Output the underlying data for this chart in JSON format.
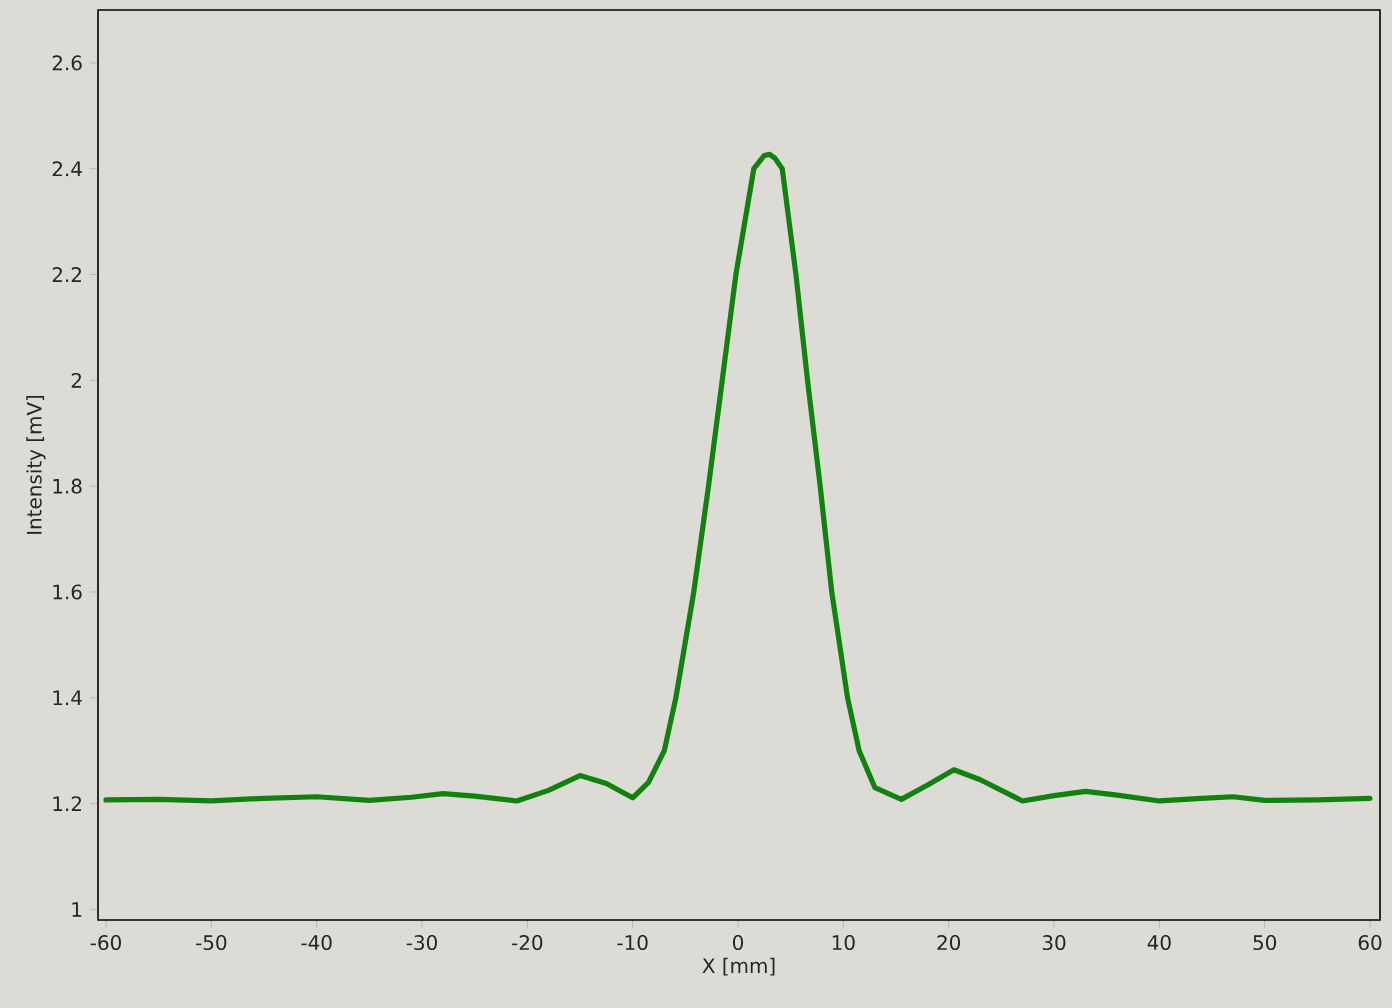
{
  "chart_data": {
    "type": "line",
    "xlabel": "X [mm]",
    "ylabel": "Intensity [mV]",
    "xlim": [
      -60.76,
      60.95
    ],
    "ylim": [
      0.98,
      2.7
    ],
    "xticks": [
      -60,
      -50,
      -40,
      -30,
      -20,
      -10,
      0,
      10,
      20,
      30,
      40,
      50,
      60
    ],
    "yticks": [
      1,
      1.2,
      1.4,
      1.6,
      1.8,
      2,
      2.2,
      2.4,
      2.6
    ],
    "grid": false,
    "marker": "none",
    "line_style": "solid",
    "series": [
      {
        "color": "#12820f",
        "x": [
          -60,
          -55,
          -50,
          -45,
          -40,
          -35,
          -31,
          -28,
          -25,
          -21,
          -18,
          -15,
          -12.5,
          -10,
          -8.5,
          -7,
          -5.9,
          -4.2,
          -2.8,
          -1.5,
          -0.2,
          1.5,
          2.5,
          3,
          3.5,
          4.2,
          5.5,
          6.6,
          7.8,
          8.9,
          10.4,
          11.5,
          13,
          15.5,
          18,
          20.5,
          23,
          27,
          30,
          33,
          36,
          40,
          44,
          47,
          50,
          55,
          60
        ],
        "values": [
          1.207,
          1.208,
          1.205,
          1.21,
          1.213,
          1.206,
          1.212,
          1.219,
          1.214,
          1.205,
          1.225,
          1.253,
          1.238,
          1.211,
          1.24,
          1.3,
          1.4,
          1.6,
          1.8,
          2.0,
          2.2,
          2.4,
          2.425,
          2.427,
          2.42,
          2.4,
          2.2,
          2.0,
          1.8,
          1.6,
          1.4,
          1.3,
          1.23,
          1.208,
          1.235,
          1.264,
          1.245,
          1.205,
          1.215,
          1.223,
          1.216,
          1.205,
          1.21,
          1.213,
          1.206,
          1.207,
          1.21
        ]
      }
    ]
  }
}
____
**WHAT IS REQUIRED:** Quote each line of the listing exactly, but leave the pictures out.

**SOLUTION FOR THIS PROBLEM:**
Output the underlying data for this chart in JSON format.
{
  "chart_data": {
    "type": "line",
    "xlabel": "X [mm]",
    "ylabel": "Intensity [mV]",
    "xlim": [
      -60.76,
      60.95
    ],
    "ylim": [
      0.98,
      2.7
    ],
    "xticks": [
      -60,
      -50,
      -40,
      -30,
      -20,
      -10,
      0,
      10,
      20,
      30,
      40,
      50,
      60
    ],
    "yticks": [
      1,
      1.2,
      1.4,
      1.6,
      1.8,
      2,
      2.2,
      2.4,
      2.6
    ],
    "grid": false,
    "marker": "none",
    "line_style": "solid",
    "series": [
      {
        "color": "#12820f",
        "x": [
          -60,
          -55,
          -50,
          -45,
          -40,
          -35,
          -31,
          -28,
          -25,
          -21,
          -18,
          -15,
          -12.5,
          -10,
          -8.5,
          -7,
          -5.9,
          -4.2,
          -2.8,
          -1.5,
          -0.2,
          1.5,
          2.5,
          3,
          3.5,
          4.2,
          5.5,
          6.6,
          7.8,
          8.9,
          10.4,
          11.5,
          13,
          15.5,
          18,
          20.5,
          23,
          27,
          30,
          33,
          36,
          40,
          44,
          47,
          50,
          55,
          60
        ],
        "values": [
          1.207,
          1.208,
          1.205,
          1.21,
          1.213,
          1.206,
          1.212,
          1.219,
          1.214,
          1.205,
          1.225,
          1.253,
          1.238,
          1.211,
          1.24,
          1.3,
          1.4,
          1.6,
          1.8,
          2.0,
          2.2,
          2.4,
          2.425,
          2.427,
          2.42,
          2.4,
          2.2,
          2.0,
          1.8,
          1.6,
          1.4,
          1.3,
          1.23,
          1.208,
          1.235,
          1.264,
          1.245,
          1.205,
          1.215,
          1.223,
          1.216,
          1.205,
          1.21,
          1.213,
          1.206,
          1.207,
          1.21
        ]
      }
    ]
  }
}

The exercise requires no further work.